YOUR OBJECTIVE:
Only lines holding the string "lets" are wanted; copy each one from the material.

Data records

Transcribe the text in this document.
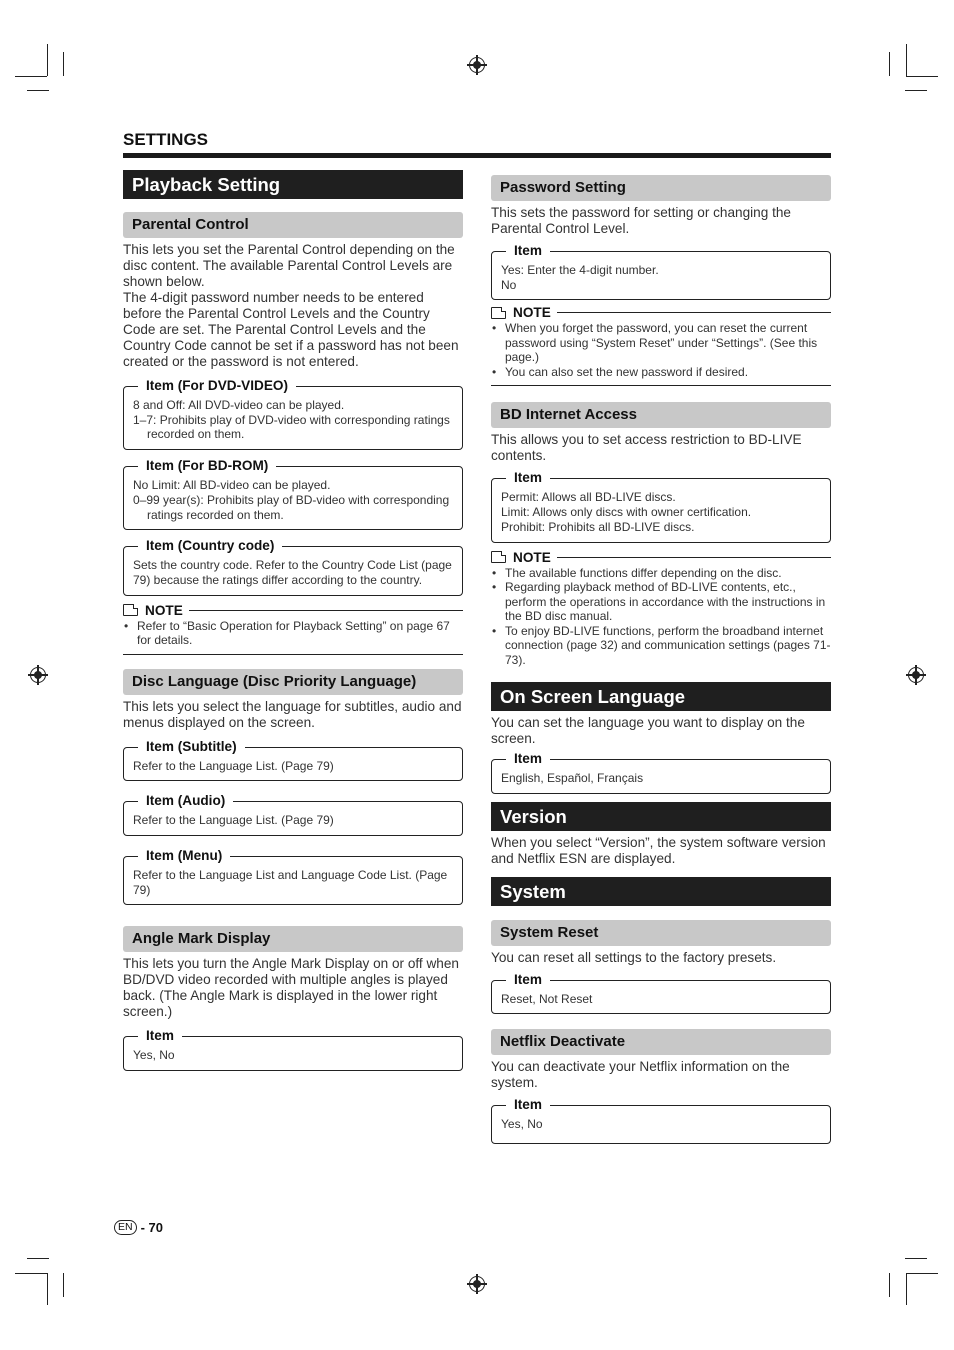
SETTINGS
Playback Setting
Parental Control
This lets you set the Parental Control depending on the disc content. The available Parental Control Levels are shown below.
The 4-digit password number needs to be entered before the Parental Control Levels and the Country Code are set. The Parental Control Levels and the Country Code cannot be set if a password has not been created or the password is not entered.
Item (For DVD-VIDEO)
8 and Off: All DVD-video can be played.
1–7: Prohibits play of DVD-video with corresponding ratings recorded on them.
Item (For BD-ROM)
No Limit: All BD-video can be played.
0–99 year(s): Prohibits play of BD-video with corresponding ratings recorded on them.
Item (Country code)
Sets the country code. Refer to the Country Code List (page 79) because the ratings differ according to the country.
NOTE
• Refer to “Basic Operation for Playback Setting” on page 67 for details.
Disc Language (Disc Priority Language)
This lets you select the language for subtitles, audio and menus displayed on the screen.
Item (Subtitle)
Refer to the Language List. (Page 79)
Item (Audio)
Refer to the Language List. (Page 79)
Item (Menu)
Refer to the Language List and Language Code List. (Page 79)
Angle Mark Display
This lets you turn the Angle Mark Display on or off when BD/DVD video recorded with multiple angles is played back. (The Angle Mark is displayed in the lower right screen.)
Item
Yes, No
Password Setting
This sets the password for setting or changing the Parental Control Level.
Item
Yes: Enter the 4-digit number.
No
NOTE
• When you forget the password, you can reset the current password using “System Reset” under “Settings”. (See this page.)
• You can also set the new password if desired.
BD Internet Access
This allows you to set access restriction to BD-LIVE contents.
Item
Permit: Allows all BD-LIVE discs.
Limit: Allows only discs with owner certification.
Prohibit: Prohibits all BD-LIVE discs.
NOTE
• The available functions differ depending on the disc.
• Regarding playback method of BD-LIVE contents, etc., perform the operations in accordance with the instructions in the BD disc manual.
• To enjoy BD-LIVE functions, perform the broadband internet connection (page 32) and communication settings (pages 71-73).
On Screen Language
You can set the language you want to display on the screen.
Item
English, Español, Français
Version
When you select “Version”, the system software version and Netflix ESN are displayed.
System
System Reset
You can reset all settings to the factory presets.
Item
Reset, Not Reset
Netflix Deactivate
You can deactivate your Netflix information on the system.
Item
Yes, No
EN - 70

RESPONSE:
This lets you set the Parental Control depending on the disc content. The available Parental Control Levels are shown below.
This lets you select the language for subtitles, audio and menus displayed on the screen.
This lets you turn the Angle Mark Display on or off when BD/DVD video recorded with multiple angles is played back. (The Angle Mark is displayed in the lower right screen.)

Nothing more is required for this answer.